:: Your objective ::
Each entry that follows is to be retyped exactly. Pictures do not belong in the copy.

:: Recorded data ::
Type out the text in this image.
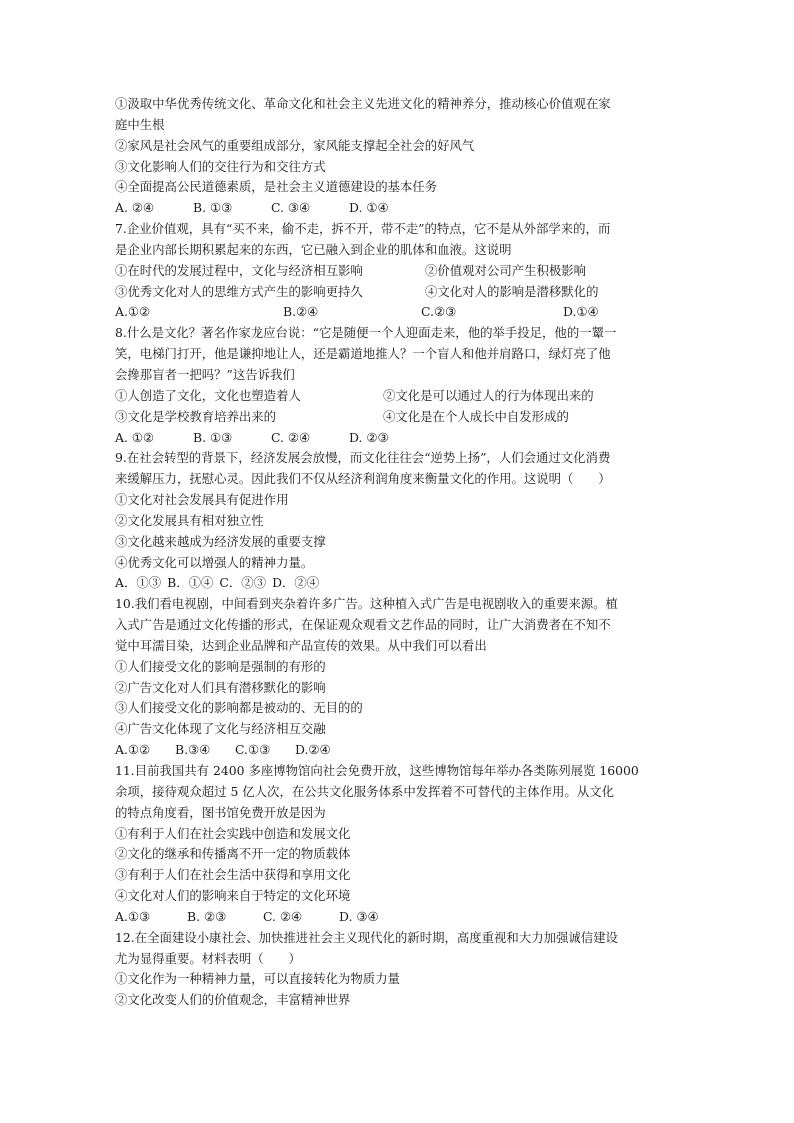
①汲取中华优秀传统文化、革命文化和社会主义先进文化的精神养分，推动核心价值观在家
庭中生根
②家风是社会风气的重要组成部分，家风能支撑起全社会的好风气
③文化影响人们的交往行为和交往方式
④全面提高公民道德素质，是社会主义道德建设的基本任务
A. ②④	B. ①③	C. ③④	D. ①④
7.企业价值观，具有“买不来，偷不走，拆不开，带不走”的特点，它不是从外部学来的，而
是企业内部长期积累起来的东西，它已融入到企业的肌体和血液。这说明
①在时代的发展过程中，文化与经济相互影响	②价值观对公司产生积极影响
③优秀文化对人的思维方式产生的影响更持久	④文化对人的影响是潜移默化的
A.①②	B.②④	C.②③	D.①④
8.什么是文化？著名作家龙应台说：“它是随便一个人迎面走来，他的举手投足，他的一颦一
笑，电梯门打开，他是谦抑地让人，还是霸道地推人？一个盲人和他并肩路口，绿灯亮了他
会搀那盲者一把吗？”这告诉我们
①人创造了文化，文化也塑造着人	②文化是可以通过人的行为体现出来的
③文化是学校教育培养出来的	④文化是在个人成长中自发形成的
A. ①②	B. ①③	C. ②④	D. ②③
9.在社会转型的背景下，经济发展会放慢，而文化往往会“逆势上扬”，人们会通过文化消费
来缓解压力，抚慰心灵。因此我们不仅从经济利润角度来衡量文化的作用。这说明（　　）
①文化对社会发展具有促进作用
②文化发展具有相对独立性
③文化越来越成为经济发展的重要支撑
④优秀文化可以增强人的精神力量。
A．①③ B．①④ C．②③ D．②④
10.我们看电视剧，中间看到夹杂着许多广告。这种植入式广告是电视剧收入的重要来源。植
入式广告是通过文化传播的形式，在保证观众观看文艺作品的同时，让广大消费者在不知不
觉中耳濡目染，达到企业品牌和产品宣传的效果。从中我们可以看出
①人们接受文化的影响是强制的有形的
②广告文化对人们具有潜移默化的影响
③人们接受文化的影响都是被动的、无目的的
④广告文化体现了文化与经济相互交融
A.①②	B.③④	C.①③	D.②④
11.目前我国共有 2400 多座博物馆向社会免费开放，这些博物馆每年举办各类陈列展览 16000
余项，接待观众超过 5 亿人次，在公共文化服务体系中发挥着不可替代的主体作用。从文化
的特点角度看，图书馆免费开放是因为
①有利于人们在社会实践中创造和发展文化
②文化的继承和传播离不开一定的物质载体
③有利于人们在社会生活中获得和享用文化
④文化对人们的影响来自于特定的文化环境
A.①③	B. ②③	C. ②④	D. ③④
12.在全面建设小康社会、加快推进社会主义现代化的新时期，高度重视和大力加强诚信建设
尤为显得重要。材料表明（　　）
①文化作为一种精神力量，可以直接转化为物质力量
②文化改变人们的价值观念，丰富精神世界
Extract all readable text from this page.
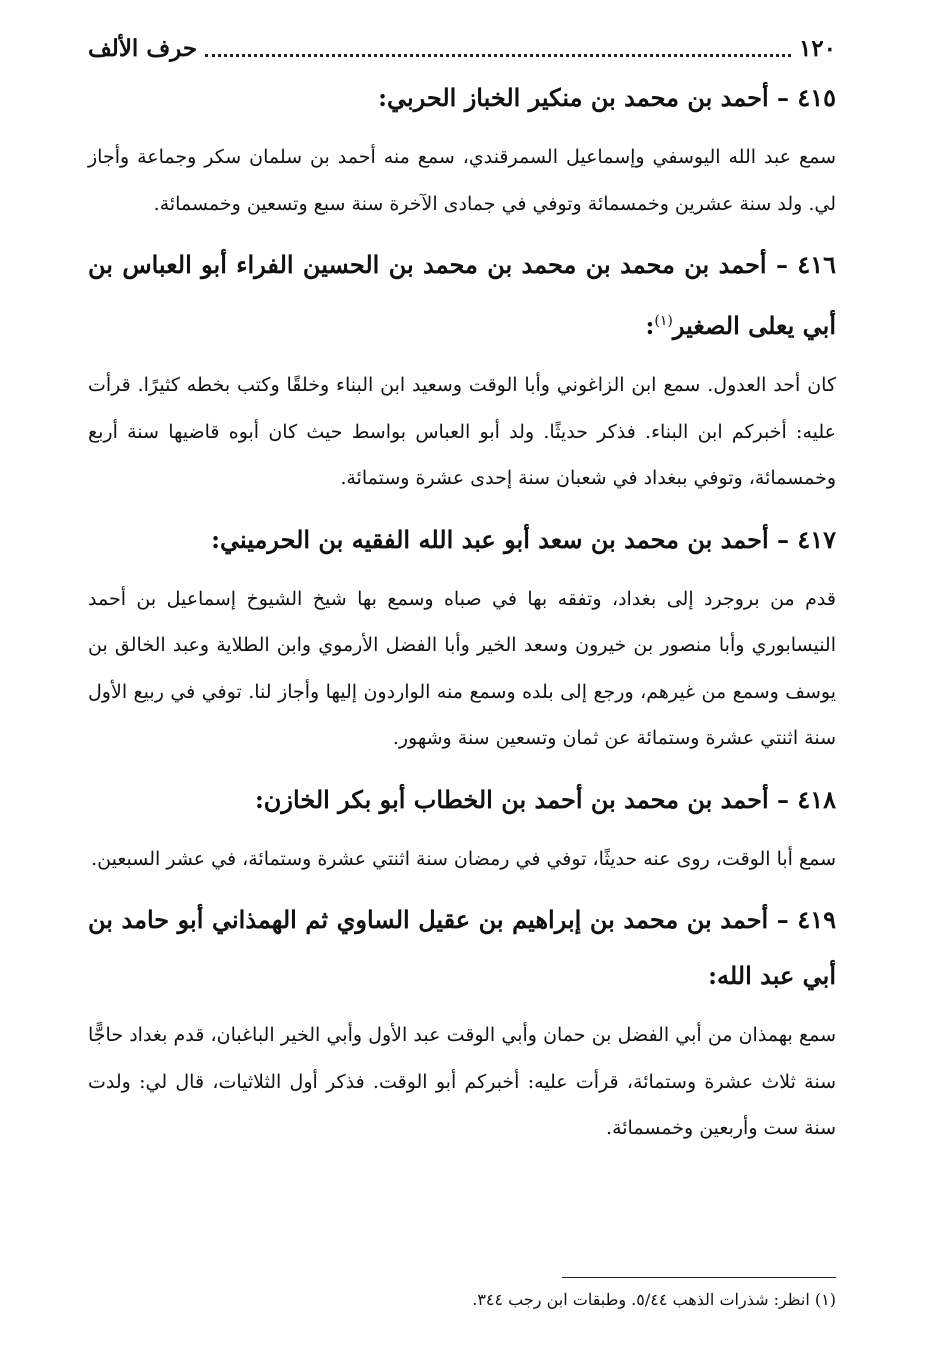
١٢٠
حرف الألف

٤١٥ – أحمد بن محمد بن منكير الخباز الحربي:

سمع عبد الله اليوسفي وإسماعيل السمرقندي، سمع منه أحمد بن سلمان سكر وجماعة وأجاز لي. ولد سنة عشرين وخمسمائة وتوفي في جمادى الآخرة سنة سبع وتسعين وخمسمائة.

٤١٦ – أحمد بن محمد بن محمد بن محمد بن الحسين الفراء أبو العباس بن أبي يعلى الصغير$^{(١)}$:

كان أحد العدول. سمع ابن الزاغوني وأبا الوقت وسعيد ابن البناء وخلقًا وكتب بخطه كثيرًا. قرأت عليه: أخبركم ابن البناء. فذكر حديثًا. ولد أبو العباس بواسط حيث كان أبوه قاضيها سنة أربع وخمسمائة، وتوفي ببغداد في شعبان سنة إحدى عشرة وستمائة.

٤١٧ – أحمد بن محمد بن سعد أبو عبد الله الفقيه بن الحرميني:

قدم من بروجرد إلى بغداد، وتفقه بها في صباه وسمع بها شيخ الشيوخ إسماعيل بن أحمد النيسابوري وأبا منصور بن خيرون وسعد الخير وأبا الفضل الأرموي وابن الطلاية وعبد الخالق بن يوسف وسمع من غيرهم، ورجع إلى بلده وسمع منه الواردون إليها وأجاز لنا. توفي في ربيع الأول سنة اثنتي عشرة وستمائة عن ثمان وتسعين سنة وشهور.

٤١٨ – أحمد بن محمد بن أحمد بن الخطاب أبو بكر الخازن:

سمع أبا الوقت، روى عنه حديثًا، توفي في رمضان سنة اثنتي عشرة وستمائة، في عشر السبعين.

٤١٩ – أحمد بن محمد بن إبراهيم بن عقيل الساوي ثم الهمذاني أبو حامد بن أبي عبد الله:

سمع بهمذان من أبي الفضل بن حمان وأبي الوقت عبد الأول وأبي الخير الباغبان، قدم بغداد حاجًّا سنة ثلاث عشرة وستمائة، قرأت عليه: أخبركم أبو الوقت. فذكر أول الثلاثيات، قال لي: ولدت سنة ست وأربعين وخمسمائة.

(١) انظر: شذرات الذهب ٥/٤٤. وطبقات ابن رجب ٣٤٤.
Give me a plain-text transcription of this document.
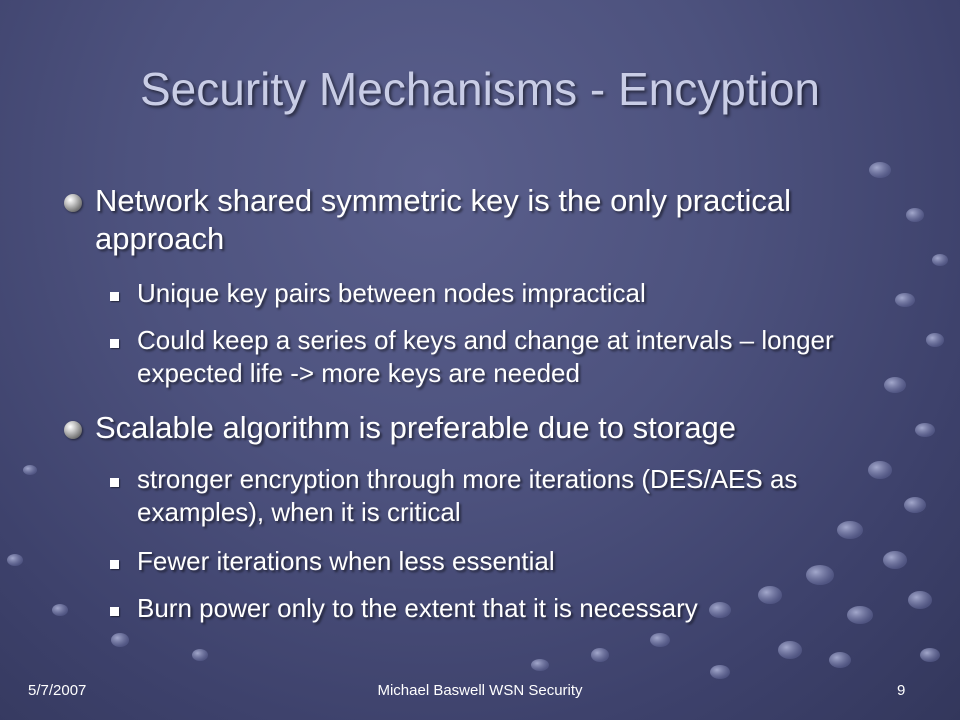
Security Mechanisms - Encyption
Network shared symmetric key is the only practical approach
Unique key pairs between nodes impractical
Could keep a series of keys and change at intervals – longer expected life -> more keys are needed
Scalable algorithm is preferable due to storage
stronger encryption through more iterations (DES/AES as examples), when it is critical
Fewer iterations when less essential
Burn power only to the extent that it is necessary
5/7/2007	Michael Baswell WSN Security	9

:: Exercise output ::
Type out the text in this image.
①汲取中华优秀传统文化、革命文化和社会主义先进文化的精神养分，推动核心价值观在家
庭中生根
②家风是社会风气的重要组成部分，家风能支撑起全社会的好风气
③文化影响人们的交往行为和交往方式
④全面提高公民道德素质，是社会主义道德建设的基本任务
A. ②④	B. ①③	C. ③④	D. ①④
7.企业价值观，具有“买不来，偷不走，拆不开，带不走”的特点，它不是从外部学来的，而
是企业内部长期积累起来的东西，它已融入到企业的肌体和血液。这说明
①在时代的发展过程中，文化与经济相互影响	②价值观对公司产生积极影响
③优秀文化对人的思维方式产生的影响更持久	④文化对人的影响是潜移默化的
A.①②	B.②④	C.②③	D.①④
8.什么是文化？著名作家龙应台说：“它是随便一个人迎面走来，他的举手投足，他的一颦一
笑，电梯门打开，他是谦抑地让人，还是霸道地推人？一个盲人和他并肩路口，绿灯亮了他
会搀那盲者一把吗？”这告诉我们
①人创造了文化，文化也塑造着人	②文化是可以通过人的行为体现出来的
③文化是学校教育培养出来的	④文化是在个人成长中自发形成的
A. ①②	B. ①③	C. ②④	D. ②③
9.在社会转型的背景下，经济发展会放慢，而文化往往会“逆势上扬”，人们会通过文化消费
来缓解压力，抚慰心灵。因此我们不仅从经济利润角度来衡量文化的作用。这说明（　　）
①文化对社会发展具有促进作用
②文化发展具有相对独立性
③文化越来越成为经济发展的重要支撑
④优秀文化可以增强人的精神力量。
A．①③ B．①④ C．②③ D．②④
10.我们看电视剧，中间看到夹杂着许多广告。这种植入式广告是电视剧收入的重要来源。植
入式广告是通过文化传播的形式，在保证观众观看文艺作品的同时，让广大消费者在不知不
觉中耳濡目染，达到企业品牌和产品宣传的效果。从中我们可以看出
①人们接受文化的影响是强制的有形的
②广告文化对人们具有潜移默化的影响
③人们接受文化的影响都是被动的、无目的的
④广告文化体现了文化与经济相互交融
A.①②	B.③④	C.①③	D.②④
11.目前我国共有 2400 多座博物馆向社会免费开放，这些博物馆每年举办各类陈列展览 16000
余项，接待观众超过 5 亿人次，在公共文化服务体系中发挥着不可替代的主体作用。从文化
的特点角度看，图书馆免费开放是因为
①有利于人们在社会实践中创造和发展文化
②文化的继承和传播离不开一定的物质载体
③有利于人们在社会生活中获得和享用文化
④文化对人们的影响来自于特定的文化环境
A.①③	B. ②③	C. ②④	D. ③④
12.在全面建设小康社会、加快推进社会主义现代化的新时期，高度重视和大力加强诚信建设
尤为显得重要。材料表明（　　）
①文化作为一种精神力量，可以直接转化为物质力量
②文化改变人们的价值观念，丰富精神世界
Extract all readable text from this page.
١٢٠
حرف الألف

٤١٥ – أحمد بن محمد بن منكير الخباز الحربي:

سمع عبد الله اليوسفي وإسماعيل السمرقندي، سمع منه أحمد بن سلمان سكر وجماعة وأجاز لي. ولد سنة عشرين وخمسمائة وتوفي في جمادى الآخرة سنة سبع وتسعين وخمسمائة.

٤١٦ – أحمد بن محمد بن محمد بن محمد بن الحسين الفراء أبو العباس بن أبي يعلى الصغير$^{(١)}$:

كان أحد العدول. سمع ابن الزاغوني وأبا الوقت وسعيد ابن البناء وخلقًا وكتب بخطه كثيرًا. قرأت عليه: أخبركم ابن البناء. فذكر حديثًا. ولد أبو العباس بواسط حيث كان أبوه قاضيها سنة أربع وخمسمائة، وتوفي ببغداد في شعبان سنة إحدى عشرة وستمائة.

٤١٧ – أحمد بن محمد بن سعد أبو عبد الله الفقيه بن الحرميني:

قدم من بروجرد إلى بغداد، وتفقه بها في صباه وسمع بها شيخ الشيوخ إسماعيل بن أحمد النيسابوري وأبا منصور بن خيرون وسعد الخير وأبا الفضل الأرموي وابن الطلاية وعبد الخالق بن يوسف وسمع من غيرهم، ورجع إلى بلده وسمع منه الواردون إليها وأجاز لنا. توفي في ربيع الأول سنة اثنتي عشرة وستمائة عن ثمان وتسعين سنة وشهور.

٤١٨ – أحمد بن محمد بن أحمد بن الخطاب أبو بكر الخازن:

سمع أبا الوقت، روى عنه حديثًا، توفي في رمضان سنة اثنتي عشرة وستمائة، في عشر السبعين.

٤١٩ – أحمد بن محمد بن إبراهيم بن عقيل الساوي ثم الهمذاني أبو حامد بن أبي عبد الله:

سمع بهمذان من أبي الفضل بن حمان وأبي الوقت عبد الأول وأبي الخير الباغبان، قدم بغداد حاجًّا سنة ثلاث عشرة وستمائة، قرأت عليه: أخبركم أبو الوقت. فذكر أول الثلاثيات، قال لي: ولدت سنة ست وأربعين وخمسمائة.

(١) انظر: شذرات الذهب ٥/٤٤. وطبقات ابن رجب ٣٤٤.
Give me a plain-text transcription of this document.
Security Mechanisms - Encyption
Network shared symmetric key is the only practical approach
Unique key pairs between nodes impractical
Could keep a series of keys and change at intervals – longer expected life -> more keys are needed
Scalable algorithm is preferable due to storage
stronger encryption through more iterations (DES/AES as examples), when it is critical
Fewer iterations when less essential
Burn power only to the extent that it is necessary
5/7/2007	Michael Baswell WSN Security	9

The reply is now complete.